TASK DETAILS :: Copy out the lines exactly as they appear, from the line with "caption-move-272: 272 bbox=[485, 692, 511, 718]" to the line with "caption-entry-312: 312K12 bbox=[550, 750, 615, 776]", both included.

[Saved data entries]
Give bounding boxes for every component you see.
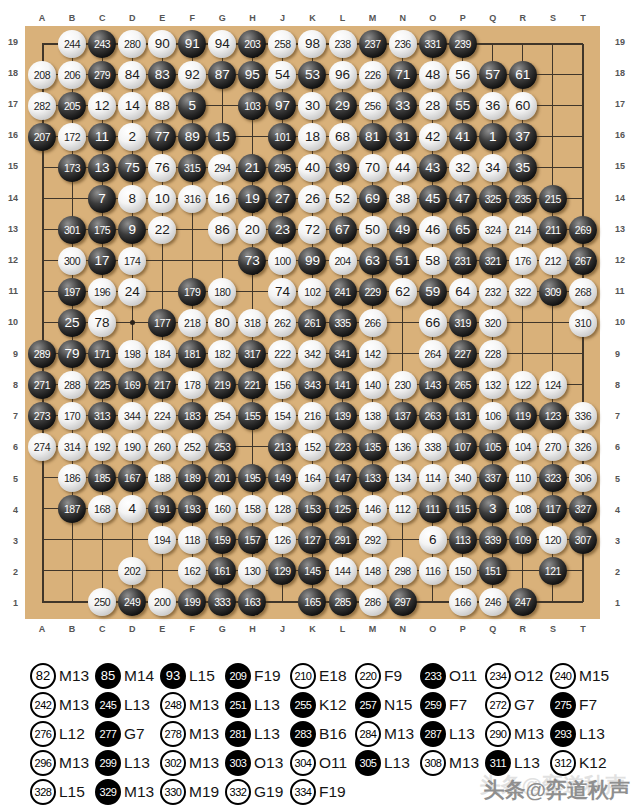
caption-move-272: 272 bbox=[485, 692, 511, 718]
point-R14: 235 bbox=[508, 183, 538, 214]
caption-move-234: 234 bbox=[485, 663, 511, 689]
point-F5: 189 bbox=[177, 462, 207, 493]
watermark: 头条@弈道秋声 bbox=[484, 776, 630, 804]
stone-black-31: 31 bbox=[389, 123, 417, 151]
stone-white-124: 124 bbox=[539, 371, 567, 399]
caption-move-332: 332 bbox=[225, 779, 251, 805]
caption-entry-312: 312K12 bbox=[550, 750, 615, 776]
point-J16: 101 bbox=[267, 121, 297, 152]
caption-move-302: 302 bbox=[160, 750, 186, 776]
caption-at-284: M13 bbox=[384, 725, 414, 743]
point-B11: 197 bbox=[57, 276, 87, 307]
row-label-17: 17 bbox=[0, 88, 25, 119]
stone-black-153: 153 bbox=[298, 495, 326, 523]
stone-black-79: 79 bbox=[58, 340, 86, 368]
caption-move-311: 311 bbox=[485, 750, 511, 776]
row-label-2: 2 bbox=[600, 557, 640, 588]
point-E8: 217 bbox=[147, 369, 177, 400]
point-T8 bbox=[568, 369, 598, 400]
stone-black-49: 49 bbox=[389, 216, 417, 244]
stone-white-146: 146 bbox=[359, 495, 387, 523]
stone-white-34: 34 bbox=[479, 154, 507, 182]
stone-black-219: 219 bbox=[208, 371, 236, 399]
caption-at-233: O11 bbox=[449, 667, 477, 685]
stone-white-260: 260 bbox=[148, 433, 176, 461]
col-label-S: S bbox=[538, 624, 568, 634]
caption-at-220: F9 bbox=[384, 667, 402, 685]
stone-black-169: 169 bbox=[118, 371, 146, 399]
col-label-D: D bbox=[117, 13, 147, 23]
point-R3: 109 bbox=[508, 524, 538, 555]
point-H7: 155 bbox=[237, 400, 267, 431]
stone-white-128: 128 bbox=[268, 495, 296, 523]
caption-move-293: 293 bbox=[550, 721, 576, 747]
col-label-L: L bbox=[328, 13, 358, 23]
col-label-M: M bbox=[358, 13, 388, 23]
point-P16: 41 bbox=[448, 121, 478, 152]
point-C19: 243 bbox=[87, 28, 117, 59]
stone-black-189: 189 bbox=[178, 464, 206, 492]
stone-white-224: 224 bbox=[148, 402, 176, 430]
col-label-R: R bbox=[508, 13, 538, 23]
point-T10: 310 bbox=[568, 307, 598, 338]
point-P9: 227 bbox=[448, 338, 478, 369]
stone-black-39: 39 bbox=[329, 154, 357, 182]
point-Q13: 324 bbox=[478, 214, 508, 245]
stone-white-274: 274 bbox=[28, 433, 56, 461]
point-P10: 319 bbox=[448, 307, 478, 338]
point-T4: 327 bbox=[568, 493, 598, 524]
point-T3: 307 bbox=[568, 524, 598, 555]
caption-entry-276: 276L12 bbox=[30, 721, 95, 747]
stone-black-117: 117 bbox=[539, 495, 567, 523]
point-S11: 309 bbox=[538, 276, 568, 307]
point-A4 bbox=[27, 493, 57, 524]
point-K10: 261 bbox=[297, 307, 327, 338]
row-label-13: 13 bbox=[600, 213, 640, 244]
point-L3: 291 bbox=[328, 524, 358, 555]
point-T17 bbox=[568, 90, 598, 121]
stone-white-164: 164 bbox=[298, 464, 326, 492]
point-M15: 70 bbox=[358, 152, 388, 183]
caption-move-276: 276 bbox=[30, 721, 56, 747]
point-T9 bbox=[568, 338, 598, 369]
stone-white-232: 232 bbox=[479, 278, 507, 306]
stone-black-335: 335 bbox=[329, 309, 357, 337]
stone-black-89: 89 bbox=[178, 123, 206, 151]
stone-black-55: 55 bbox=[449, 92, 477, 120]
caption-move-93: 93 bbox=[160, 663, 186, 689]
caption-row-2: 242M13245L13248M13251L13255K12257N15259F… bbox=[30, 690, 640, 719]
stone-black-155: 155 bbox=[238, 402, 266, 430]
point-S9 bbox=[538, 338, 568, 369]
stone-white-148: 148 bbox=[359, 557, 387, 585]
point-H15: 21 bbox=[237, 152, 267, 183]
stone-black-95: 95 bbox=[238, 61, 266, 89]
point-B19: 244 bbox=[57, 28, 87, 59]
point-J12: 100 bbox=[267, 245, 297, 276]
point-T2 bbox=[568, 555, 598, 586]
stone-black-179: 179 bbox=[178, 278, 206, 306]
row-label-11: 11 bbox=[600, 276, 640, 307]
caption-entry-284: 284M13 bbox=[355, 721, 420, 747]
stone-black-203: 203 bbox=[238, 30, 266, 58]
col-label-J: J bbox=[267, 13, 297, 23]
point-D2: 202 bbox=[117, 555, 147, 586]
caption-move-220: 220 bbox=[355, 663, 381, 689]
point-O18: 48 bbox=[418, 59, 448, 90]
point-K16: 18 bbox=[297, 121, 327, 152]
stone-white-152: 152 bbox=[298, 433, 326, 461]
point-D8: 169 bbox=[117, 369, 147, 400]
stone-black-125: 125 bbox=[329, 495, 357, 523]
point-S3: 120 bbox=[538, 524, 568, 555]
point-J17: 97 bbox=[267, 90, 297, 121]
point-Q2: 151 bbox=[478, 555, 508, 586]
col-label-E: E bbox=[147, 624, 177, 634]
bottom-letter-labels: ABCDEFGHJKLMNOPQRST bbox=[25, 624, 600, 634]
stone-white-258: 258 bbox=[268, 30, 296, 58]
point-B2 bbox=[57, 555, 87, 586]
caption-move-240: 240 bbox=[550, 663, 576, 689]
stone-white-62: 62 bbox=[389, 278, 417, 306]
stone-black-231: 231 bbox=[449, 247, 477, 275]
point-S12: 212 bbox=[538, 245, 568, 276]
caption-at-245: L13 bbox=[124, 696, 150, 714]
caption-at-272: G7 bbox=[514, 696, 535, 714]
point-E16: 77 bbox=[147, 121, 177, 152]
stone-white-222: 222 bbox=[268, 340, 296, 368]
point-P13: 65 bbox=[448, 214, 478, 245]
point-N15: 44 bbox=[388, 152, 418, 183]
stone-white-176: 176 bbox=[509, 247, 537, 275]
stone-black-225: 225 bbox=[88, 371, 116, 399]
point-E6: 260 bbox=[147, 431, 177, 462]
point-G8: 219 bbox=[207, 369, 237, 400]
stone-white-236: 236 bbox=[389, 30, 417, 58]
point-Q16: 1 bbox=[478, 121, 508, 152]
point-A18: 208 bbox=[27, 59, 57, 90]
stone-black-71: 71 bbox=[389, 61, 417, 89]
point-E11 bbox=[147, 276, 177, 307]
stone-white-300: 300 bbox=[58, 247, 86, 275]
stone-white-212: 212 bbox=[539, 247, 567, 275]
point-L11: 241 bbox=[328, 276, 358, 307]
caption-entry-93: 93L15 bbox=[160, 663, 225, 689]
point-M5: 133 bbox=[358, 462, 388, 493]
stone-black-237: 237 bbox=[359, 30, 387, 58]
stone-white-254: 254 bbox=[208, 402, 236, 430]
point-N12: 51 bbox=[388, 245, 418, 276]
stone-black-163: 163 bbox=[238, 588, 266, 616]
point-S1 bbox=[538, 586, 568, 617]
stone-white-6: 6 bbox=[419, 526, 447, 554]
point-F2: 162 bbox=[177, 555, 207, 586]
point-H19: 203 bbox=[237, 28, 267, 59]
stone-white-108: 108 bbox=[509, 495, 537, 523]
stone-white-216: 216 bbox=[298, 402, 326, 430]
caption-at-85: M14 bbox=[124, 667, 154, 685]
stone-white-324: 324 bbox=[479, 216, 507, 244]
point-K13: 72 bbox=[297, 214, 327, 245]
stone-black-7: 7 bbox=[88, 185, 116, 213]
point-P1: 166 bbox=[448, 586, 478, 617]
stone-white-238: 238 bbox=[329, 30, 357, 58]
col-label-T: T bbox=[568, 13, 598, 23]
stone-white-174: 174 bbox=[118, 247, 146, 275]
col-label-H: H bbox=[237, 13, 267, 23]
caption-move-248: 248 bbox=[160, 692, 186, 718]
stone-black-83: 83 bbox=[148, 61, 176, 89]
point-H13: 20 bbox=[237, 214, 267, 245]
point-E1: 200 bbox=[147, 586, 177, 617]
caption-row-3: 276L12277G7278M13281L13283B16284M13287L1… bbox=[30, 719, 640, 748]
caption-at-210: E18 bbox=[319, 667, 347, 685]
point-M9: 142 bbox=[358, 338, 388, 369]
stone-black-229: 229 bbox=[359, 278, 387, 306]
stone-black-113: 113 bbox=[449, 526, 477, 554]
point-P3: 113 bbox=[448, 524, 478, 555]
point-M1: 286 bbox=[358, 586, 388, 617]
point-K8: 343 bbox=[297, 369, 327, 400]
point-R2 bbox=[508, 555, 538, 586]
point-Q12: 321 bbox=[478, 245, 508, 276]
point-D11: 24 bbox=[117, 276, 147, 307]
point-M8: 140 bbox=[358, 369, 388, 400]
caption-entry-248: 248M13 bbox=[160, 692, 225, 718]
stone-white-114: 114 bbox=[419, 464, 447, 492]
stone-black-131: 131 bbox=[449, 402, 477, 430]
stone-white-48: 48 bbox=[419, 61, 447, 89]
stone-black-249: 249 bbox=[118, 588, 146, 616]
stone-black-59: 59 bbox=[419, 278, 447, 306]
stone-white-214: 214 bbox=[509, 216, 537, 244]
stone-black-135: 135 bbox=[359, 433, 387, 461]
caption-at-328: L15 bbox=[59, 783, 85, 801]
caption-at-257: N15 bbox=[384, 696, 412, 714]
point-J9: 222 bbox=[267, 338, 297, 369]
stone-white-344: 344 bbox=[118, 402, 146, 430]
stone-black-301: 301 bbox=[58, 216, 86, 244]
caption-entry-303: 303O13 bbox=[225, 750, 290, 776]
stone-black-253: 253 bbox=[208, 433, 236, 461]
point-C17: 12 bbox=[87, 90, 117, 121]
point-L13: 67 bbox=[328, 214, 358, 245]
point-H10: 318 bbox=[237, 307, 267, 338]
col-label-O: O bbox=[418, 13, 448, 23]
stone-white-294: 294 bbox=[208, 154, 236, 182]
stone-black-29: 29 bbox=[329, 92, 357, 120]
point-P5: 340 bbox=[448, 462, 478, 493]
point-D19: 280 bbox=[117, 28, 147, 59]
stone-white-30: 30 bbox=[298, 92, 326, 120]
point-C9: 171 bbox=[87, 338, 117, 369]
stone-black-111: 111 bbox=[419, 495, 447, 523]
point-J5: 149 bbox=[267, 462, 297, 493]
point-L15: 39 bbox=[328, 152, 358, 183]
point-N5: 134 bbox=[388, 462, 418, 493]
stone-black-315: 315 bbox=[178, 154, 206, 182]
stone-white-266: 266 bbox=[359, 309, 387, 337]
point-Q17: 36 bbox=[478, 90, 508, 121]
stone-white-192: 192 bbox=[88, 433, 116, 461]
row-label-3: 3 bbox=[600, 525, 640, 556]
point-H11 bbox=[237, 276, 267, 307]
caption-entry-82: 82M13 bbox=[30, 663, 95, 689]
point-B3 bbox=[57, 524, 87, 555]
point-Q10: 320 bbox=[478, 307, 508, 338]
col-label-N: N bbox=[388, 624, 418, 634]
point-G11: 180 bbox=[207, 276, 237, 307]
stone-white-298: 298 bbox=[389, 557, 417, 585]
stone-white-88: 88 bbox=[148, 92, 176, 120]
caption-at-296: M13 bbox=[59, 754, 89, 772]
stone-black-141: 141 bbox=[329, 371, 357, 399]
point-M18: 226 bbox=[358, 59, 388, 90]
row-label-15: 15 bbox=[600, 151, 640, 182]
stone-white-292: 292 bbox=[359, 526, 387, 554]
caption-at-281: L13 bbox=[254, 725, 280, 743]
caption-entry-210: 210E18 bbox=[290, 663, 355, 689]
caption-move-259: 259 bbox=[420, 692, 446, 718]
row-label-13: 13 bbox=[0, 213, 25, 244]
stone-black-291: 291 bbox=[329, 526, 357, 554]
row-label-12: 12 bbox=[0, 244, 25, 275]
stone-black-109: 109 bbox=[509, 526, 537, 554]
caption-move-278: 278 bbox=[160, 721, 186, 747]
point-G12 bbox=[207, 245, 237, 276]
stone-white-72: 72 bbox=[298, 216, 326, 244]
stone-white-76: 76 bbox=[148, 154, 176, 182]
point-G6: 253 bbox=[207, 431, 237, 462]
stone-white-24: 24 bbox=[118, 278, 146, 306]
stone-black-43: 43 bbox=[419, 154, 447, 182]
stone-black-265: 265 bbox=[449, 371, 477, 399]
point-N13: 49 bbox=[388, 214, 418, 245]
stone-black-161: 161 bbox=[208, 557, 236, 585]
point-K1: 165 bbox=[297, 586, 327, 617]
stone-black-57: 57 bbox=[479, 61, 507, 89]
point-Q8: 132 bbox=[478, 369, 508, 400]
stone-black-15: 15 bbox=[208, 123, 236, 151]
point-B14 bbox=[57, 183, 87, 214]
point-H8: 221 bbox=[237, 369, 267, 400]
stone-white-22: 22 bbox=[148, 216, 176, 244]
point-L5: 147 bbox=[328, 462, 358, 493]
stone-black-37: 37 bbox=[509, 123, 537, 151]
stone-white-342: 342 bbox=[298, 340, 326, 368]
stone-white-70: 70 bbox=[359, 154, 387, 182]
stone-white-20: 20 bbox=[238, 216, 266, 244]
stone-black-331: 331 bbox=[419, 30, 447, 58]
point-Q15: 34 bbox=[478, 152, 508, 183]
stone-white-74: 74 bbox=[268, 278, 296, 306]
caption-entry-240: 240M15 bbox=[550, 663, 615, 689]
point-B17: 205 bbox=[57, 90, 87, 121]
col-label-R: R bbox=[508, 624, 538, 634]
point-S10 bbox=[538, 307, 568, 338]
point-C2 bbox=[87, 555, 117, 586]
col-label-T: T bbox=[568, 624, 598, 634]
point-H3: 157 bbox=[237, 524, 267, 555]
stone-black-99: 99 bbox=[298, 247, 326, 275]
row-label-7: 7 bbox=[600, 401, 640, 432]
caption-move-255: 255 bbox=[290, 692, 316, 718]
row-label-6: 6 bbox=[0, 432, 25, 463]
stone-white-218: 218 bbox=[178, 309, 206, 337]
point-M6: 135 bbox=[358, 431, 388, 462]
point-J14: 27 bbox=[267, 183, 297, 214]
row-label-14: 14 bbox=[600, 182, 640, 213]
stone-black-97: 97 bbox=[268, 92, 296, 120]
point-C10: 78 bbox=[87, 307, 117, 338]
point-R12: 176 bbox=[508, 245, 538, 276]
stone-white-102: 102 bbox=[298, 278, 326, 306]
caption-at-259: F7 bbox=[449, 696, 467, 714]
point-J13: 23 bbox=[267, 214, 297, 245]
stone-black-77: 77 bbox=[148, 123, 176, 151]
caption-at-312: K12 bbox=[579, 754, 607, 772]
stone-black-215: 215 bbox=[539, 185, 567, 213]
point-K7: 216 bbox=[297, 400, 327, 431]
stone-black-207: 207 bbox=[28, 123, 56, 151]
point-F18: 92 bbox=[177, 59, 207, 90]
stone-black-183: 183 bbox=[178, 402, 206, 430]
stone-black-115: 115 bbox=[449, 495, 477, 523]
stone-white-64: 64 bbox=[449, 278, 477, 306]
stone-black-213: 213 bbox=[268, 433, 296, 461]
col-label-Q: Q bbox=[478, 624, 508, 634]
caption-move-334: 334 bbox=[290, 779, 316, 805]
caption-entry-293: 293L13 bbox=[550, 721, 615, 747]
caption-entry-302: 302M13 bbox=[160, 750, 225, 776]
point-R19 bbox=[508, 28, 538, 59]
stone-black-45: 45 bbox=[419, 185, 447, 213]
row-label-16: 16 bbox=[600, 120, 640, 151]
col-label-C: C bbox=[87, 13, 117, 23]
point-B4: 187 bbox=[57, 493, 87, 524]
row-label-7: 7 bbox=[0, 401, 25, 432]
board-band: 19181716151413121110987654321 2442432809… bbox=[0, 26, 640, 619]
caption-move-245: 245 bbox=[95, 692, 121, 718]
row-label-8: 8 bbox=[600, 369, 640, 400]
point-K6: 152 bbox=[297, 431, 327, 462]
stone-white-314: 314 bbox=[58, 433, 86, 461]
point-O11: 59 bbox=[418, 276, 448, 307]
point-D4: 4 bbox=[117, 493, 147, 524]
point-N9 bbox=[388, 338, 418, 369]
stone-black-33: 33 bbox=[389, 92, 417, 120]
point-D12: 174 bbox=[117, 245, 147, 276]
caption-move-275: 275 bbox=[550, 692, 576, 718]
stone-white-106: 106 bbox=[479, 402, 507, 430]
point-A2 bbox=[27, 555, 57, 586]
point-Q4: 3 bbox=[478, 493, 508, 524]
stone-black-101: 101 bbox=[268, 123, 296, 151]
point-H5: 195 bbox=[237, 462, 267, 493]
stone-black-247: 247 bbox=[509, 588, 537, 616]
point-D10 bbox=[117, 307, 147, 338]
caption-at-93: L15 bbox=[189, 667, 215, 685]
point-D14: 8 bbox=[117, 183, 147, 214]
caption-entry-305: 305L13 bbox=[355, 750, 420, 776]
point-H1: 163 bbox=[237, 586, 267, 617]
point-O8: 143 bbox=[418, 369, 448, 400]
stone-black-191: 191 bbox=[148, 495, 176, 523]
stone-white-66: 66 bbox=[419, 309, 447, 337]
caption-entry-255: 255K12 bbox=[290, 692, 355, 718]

CORRECT ANSWER ::
caption-move-272: 272 bbox=[485, 692, 511, 718]
point-R14: 235 bbox=[508, 183, 538, 214]
caption-move-234: 234 bbox=[485, 663, 511, 689]
point-F5: 189 bbox=[177, 462, 207, 493]
watermark: 头条@弈道秋声 bbox=[484, 776, 630, 804]
stone-black-31: 31 bbox=[389, 123, 417, 151]
stone-white-124: 124 bbox=[539, 371, 567, 399]
caption-move-332: 332 bbox=[225, 779, 251, 805]
caption-entry-312: 312K12 bbox=[550, 750, 615, 776]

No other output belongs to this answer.